#### AIM OF THE TASK
Transcribe the whole listing without a single picture.

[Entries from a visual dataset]
— Begin —
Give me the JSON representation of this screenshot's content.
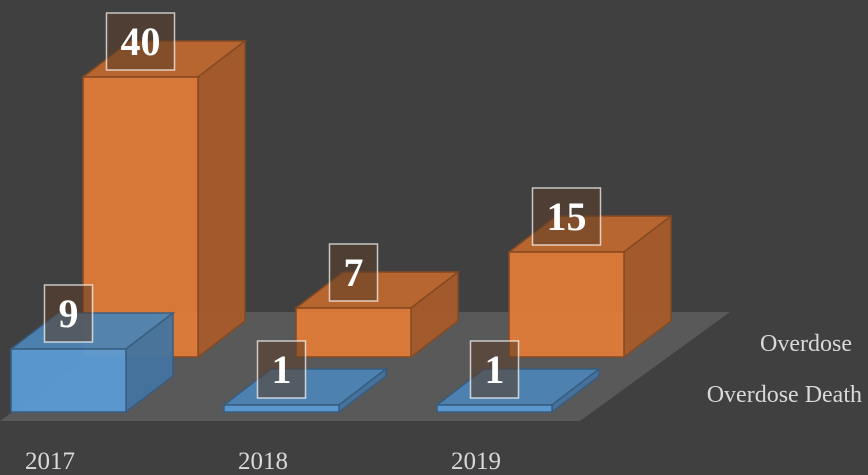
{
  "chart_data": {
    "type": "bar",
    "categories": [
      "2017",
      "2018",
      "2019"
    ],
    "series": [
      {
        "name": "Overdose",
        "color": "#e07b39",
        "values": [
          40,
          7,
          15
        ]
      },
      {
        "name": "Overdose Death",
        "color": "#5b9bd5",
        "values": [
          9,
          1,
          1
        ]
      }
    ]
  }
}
— End —
#### WRITTEN REPLY
Give me the JSON representation of this screenshot's content.
{
  "chart_data": {
    "type": "bar",
    "categories": [
      "2017",
      "2018",
      "2019"
    ],
    "series": [
      {
        "name": "Overdose",
        "color": "#e07b39",
        "values": [
          40,
          7,
          15
        ]
      },
      {
        "name": "Overdose Death",
        "color": "#5b9bd5",
        "values": [
          9,
          1,
          1
        ]
      }
    ]
  }
}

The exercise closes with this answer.